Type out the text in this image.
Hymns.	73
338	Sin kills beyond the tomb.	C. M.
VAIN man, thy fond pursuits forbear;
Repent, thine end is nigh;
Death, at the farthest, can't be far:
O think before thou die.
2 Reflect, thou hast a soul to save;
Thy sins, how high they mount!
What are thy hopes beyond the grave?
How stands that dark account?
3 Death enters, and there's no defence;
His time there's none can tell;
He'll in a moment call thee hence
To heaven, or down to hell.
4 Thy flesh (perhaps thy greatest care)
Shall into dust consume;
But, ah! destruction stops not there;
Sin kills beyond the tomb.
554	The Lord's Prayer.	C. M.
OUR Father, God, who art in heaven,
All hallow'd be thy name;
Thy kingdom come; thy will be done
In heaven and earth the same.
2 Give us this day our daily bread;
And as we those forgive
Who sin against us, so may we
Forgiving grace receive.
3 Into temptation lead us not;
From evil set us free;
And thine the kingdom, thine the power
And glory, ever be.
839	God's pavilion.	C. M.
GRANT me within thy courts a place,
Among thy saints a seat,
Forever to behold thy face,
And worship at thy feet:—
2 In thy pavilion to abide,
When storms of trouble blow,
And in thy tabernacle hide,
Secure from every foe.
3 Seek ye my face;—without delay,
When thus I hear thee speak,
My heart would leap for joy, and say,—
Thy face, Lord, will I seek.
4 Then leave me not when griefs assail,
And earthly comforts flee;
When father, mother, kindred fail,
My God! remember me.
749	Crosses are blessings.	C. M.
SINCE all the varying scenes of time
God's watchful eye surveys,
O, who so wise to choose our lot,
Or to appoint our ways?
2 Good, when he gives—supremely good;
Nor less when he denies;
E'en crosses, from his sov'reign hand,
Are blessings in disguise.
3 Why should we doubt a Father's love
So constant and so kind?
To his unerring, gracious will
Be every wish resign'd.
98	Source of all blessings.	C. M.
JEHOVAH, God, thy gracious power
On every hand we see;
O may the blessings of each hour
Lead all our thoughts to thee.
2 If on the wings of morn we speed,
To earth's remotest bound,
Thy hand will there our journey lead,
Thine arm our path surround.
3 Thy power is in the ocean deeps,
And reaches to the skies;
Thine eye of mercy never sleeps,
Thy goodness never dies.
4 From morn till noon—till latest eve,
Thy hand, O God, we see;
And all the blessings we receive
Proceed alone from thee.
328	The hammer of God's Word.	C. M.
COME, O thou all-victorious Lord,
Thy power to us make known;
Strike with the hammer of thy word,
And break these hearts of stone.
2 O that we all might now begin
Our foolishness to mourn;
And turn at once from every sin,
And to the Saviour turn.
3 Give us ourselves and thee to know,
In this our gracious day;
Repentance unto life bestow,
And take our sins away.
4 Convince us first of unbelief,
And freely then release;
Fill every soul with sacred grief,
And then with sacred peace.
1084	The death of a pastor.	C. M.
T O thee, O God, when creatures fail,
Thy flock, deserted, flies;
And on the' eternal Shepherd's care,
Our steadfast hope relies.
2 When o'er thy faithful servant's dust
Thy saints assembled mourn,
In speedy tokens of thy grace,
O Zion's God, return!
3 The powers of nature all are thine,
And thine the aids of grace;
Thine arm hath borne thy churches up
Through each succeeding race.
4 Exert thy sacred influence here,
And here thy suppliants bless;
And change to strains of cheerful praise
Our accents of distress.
+---+
§ DIRECTION
Return all of the data word for word.

§ CORRECT RESPONSE
Type out the text in this image.
Hymns.	73
338	Sin kills beyond the tomb.	C. M.
VAIN man, thy fond pursuits forbear;
Repent, thine end is nigh;
Death, at the farthest, can't be far:
O think before thou die.
2 Reflect, thou hast a soul to save;
Thy sins, how high they mount!
What are thy hopes beyond the grave?
How stands that dark account?
3 Death enters, and there's no defence;
His time there's none can tell;
He'll in a moment call thee hence
To heaven, or down to hell.
4 Thy flesh (perhaps thy greatest care)
Shall into dust consume;
But, ah! destruction stops not there;
Sin kills beyond the tomb.
554	The Lord's Prayer.	C. M.
OUR Father, God, who art in heaven,
All hallow'd be thy name;
Thy kingdom come; thy will be done
In heaven and earth the same.
2 Give us this day our daily bread;
And as we those forgive
Who sin against us, so may we
Forgiving grace receive.
3 Into temptation lead us not;
From evil set us free;
And thine the kingdom, thine the power
And glory, ever be.
839	God's pavilion.	C. M.
GRANT me within thy courts a place,
Among thy saints a seat,
Forever to behold thy face,
And worship at thy feet:—
2 In thy pavilion to abide,
When storms of trouble blow,
And in thy tabernacle hide,
Secure from every foe.
3 Seek ye my face;—without delay,
When thus I hear thee speak,
My heart would leap for joy, and say,—
Thy face, Lord, will I seek.
4 Then leave me not when griefs assail,
And earthly comforts flee;
When father, mother, kindred fail,
My God! remember me.
749	Crosses are blessings.	C. M.
SINCE all the varying scenes of time
God's watchful eye surveys,
O, who so wise to choose our lot,
Or to appoint our ways?
2 Good, when he gives—supremely good;
Nor less when he denies;
E'en crosses, from his sov'reign hand,
Are blessings in disguise.
3 Why should we doubt a Father's love
So constant and so kind?
To his unerring, gracious will
Be every wish resign'd.
98	Source of all blessings.	C. M.
JEHOVAH, God, thy gracious power
On every hand we see;
O may the blessings of each hour
Lead all our thoughts to thee.
2 If on the wings of morn we speed,
To earth's remotest bound,
Thy hand will there our journey lead,
Thine arm our path surround.
3 Thy power is in the ocean deeps,
And reaches to the skies;
Thine eye of mercy never sleeps,
Thy goodness never dies.
4 From morn till noon—till latest eve,
Thy hand, O God, we see;
And all the blessings we receive
Proceed alone from thee.
328	The hammer of God's Word.	C. M.
COME, O thou all-victorious Lord,
Thy power to us make known;
Strike with the hammer of thy word,
And break these hearts of stone.
2 O that we all might now begin
Our foolishness to mourn;
And turn at once from every sin,
And to the Saviour turn.
3 Give us ourselves and thee to know,
In this our gracious day;
Repentance unto life bestow,
And take our sins away.
4 Convince us first of unbelief,
And freely then release;
Fill every soul with sacred grief,
And then with sacred peace.
1084	The death of a pastor.	C. M.
T O thee, O God, when creatures fail,
Thy flock, deserted, flies;
And on the' eternal Shepherd's care,
Our steadfast hope relies.
2 When o'er thy faithful servant's dust
Thy saints assembled mourn,
In speedy tokens of thy grace,
O Zion's God, return!
3 The powers of nature all are thine,
And thine the aids of grace;
Thine arm hath borne thy churches up
Through each succeeding race.
4 Exert thy sacred influence here,
And here thy suppliants bless;
And change to strains of cheerful praise
Our accents of distress.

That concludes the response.